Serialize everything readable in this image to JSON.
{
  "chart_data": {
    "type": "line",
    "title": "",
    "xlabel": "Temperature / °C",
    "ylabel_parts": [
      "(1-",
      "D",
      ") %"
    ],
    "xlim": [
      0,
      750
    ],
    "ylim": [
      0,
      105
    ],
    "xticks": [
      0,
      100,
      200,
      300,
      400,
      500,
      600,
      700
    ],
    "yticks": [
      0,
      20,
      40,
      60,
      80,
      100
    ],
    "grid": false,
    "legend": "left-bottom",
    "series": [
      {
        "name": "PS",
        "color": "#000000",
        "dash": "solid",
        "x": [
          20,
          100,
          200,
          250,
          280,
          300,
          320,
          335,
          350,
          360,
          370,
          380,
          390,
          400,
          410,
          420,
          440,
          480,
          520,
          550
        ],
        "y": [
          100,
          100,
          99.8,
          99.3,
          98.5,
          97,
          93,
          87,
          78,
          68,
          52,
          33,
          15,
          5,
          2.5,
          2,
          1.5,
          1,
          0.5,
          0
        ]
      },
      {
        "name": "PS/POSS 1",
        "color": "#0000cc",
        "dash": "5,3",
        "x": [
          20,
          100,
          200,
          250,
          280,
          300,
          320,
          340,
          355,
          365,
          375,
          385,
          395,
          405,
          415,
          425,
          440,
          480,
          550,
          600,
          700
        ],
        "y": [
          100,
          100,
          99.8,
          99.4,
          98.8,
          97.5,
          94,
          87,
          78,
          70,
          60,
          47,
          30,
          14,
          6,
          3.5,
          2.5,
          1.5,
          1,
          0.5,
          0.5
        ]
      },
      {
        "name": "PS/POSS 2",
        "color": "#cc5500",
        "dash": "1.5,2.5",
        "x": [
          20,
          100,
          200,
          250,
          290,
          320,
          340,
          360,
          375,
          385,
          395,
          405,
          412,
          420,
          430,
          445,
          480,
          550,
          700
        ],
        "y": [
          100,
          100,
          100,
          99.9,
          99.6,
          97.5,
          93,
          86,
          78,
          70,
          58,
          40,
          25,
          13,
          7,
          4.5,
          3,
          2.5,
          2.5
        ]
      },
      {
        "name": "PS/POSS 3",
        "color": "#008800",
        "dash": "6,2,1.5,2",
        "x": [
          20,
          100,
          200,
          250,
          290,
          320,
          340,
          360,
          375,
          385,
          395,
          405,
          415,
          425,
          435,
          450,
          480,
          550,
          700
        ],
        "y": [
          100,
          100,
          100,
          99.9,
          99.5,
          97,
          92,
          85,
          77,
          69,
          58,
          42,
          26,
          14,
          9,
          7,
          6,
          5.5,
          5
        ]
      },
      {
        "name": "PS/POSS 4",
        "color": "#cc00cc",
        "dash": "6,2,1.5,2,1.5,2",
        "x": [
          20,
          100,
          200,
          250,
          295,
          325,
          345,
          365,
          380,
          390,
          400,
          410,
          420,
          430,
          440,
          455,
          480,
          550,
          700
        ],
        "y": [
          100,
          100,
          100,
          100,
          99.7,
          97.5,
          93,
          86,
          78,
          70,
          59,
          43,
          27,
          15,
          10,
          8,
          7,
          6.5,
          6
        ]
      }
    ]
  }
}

▶ _EXERCISE REQUIREMENTS_:
Every line above should be printed again exactly as it stands.

▶ _ANSWER TO THE EXERCISE_:
Serialize everything readable in this image to JSON.
{
  "chart_data": {
    "type": "line",
    "title": "",
    "xlabel": "Temperature / °C",
    "ylabel_parts": [
      "(1-",
      "D",
      ") %"
    ],
    "xlim": [
      0,
      750
    ],
    "ylim": [
      0,
      105
    ],
    "xticks": [
      0,
      100,
      200,
      300,
      400,
      500,
      600,
      700
    ],
    "yticks": [
      0,
      20,
      40,
      60,
      80,
      100
    ],
    "grid": false,
    "legend": "left-bottom",
    "series": [
      {
        "name": "PS",
        "color": "#000000",
        "dash": "solid",
        "x": [
          20,
          100,
          200,
          250,
          280,
          300,
          320,
          335,
          350,
          360,
          370,
          380,
          390,
          400,
          410,
          420,
          440,
          480,
          520,
          550
        ],
        "y": [
          100,
          100,
          99.8,
          99.3,
          98.5,
          97,
          93,
          87,
          78,
          68,
          52,
          33,
          15,
          5,
          2.5,
          2,
          1.5,
          1,
          0.5,
          0
        ]
      },
      {
        "name": "PS/POSS 1",
        "color": "#0000cc",
        "dash": "5,3",
        "x": [
          20,
          100,
          200,
          250,
          280,
          300,
          320,
          340,
          355,
          365,
          375,
          385,
          395,
          405,
          415,
          425,
          440,
          480,
          550,
          600,
          700
        ],
        "y": [
          100,
          100,
          99.8,
          99.4,
          98.8,
          97.5,
          94,
          87,
          78,
          70,
          60,
          47,
          30,
          14,
          6,
          3.5,
          2.5,
          1.5,
          1,
          0.5,
          0.5
        ]
      },
      {
        "name": "PS/POSS 2",
        "color": "#cc5500",
        "dash": "1.5,2.5",
        "x": [
          20,
          100,
          200,
          250,
          290,
          320,
          340,
          360,
          375,
          385,
          395,
          405,
          412,
          420,
          430,
          445,
          480,
          550,
          700
        ],
        "y": [
          100,
          100,
          100,
          99.9,
          99.6,
          97.5,
          93,
          86,
          78,
          70,
          58,
          40,
          25,
          13,
          7,
          4.5,
          3,
          2.5,
          2.5
        ]
      },
      {
        "name": "PS/POSS 3",
        "color": "#008800",
        "dash": "6,2,1.5,2",
        "x": [
          20,
          100,
          200,
          250,
          290,
          320,
          340,
          360,
          375,
          385,
          395,
          405,
          415,
          425,
          435,
          450,
          480,
          550,
          700
        ],
        "y": [
          100,
          100,
          100,
          99.9,
          99.5,
          97,
          92,
          85,
          77,
          69,
          58,
          42,
          26,
          14,
          9,
          7,
          6,
          5.5,
          5
        ]
      },
      {
        "name": "PS/POSS 4",
        "color": "#cc00cc",
        "dash": "6,2,1.5,2,1.5,2",
        "x": [
          20,
          100,
          200,
          250,
          295,
          325,
          345,
          365,
          380,
          390,
          400,
          410,
          420,
          430,
          440,
          455,
          480,
          550,
          700
        ],
        "y": [
          100,
          100,
          100,
          100,
          99.7,
          97.5,
          93,
          86,
          78,
          70,
          59,
          43,
          27,
          15,
          10,
          8,
          7,
          6.5,
          6
        ]
      }
    ]
  }
}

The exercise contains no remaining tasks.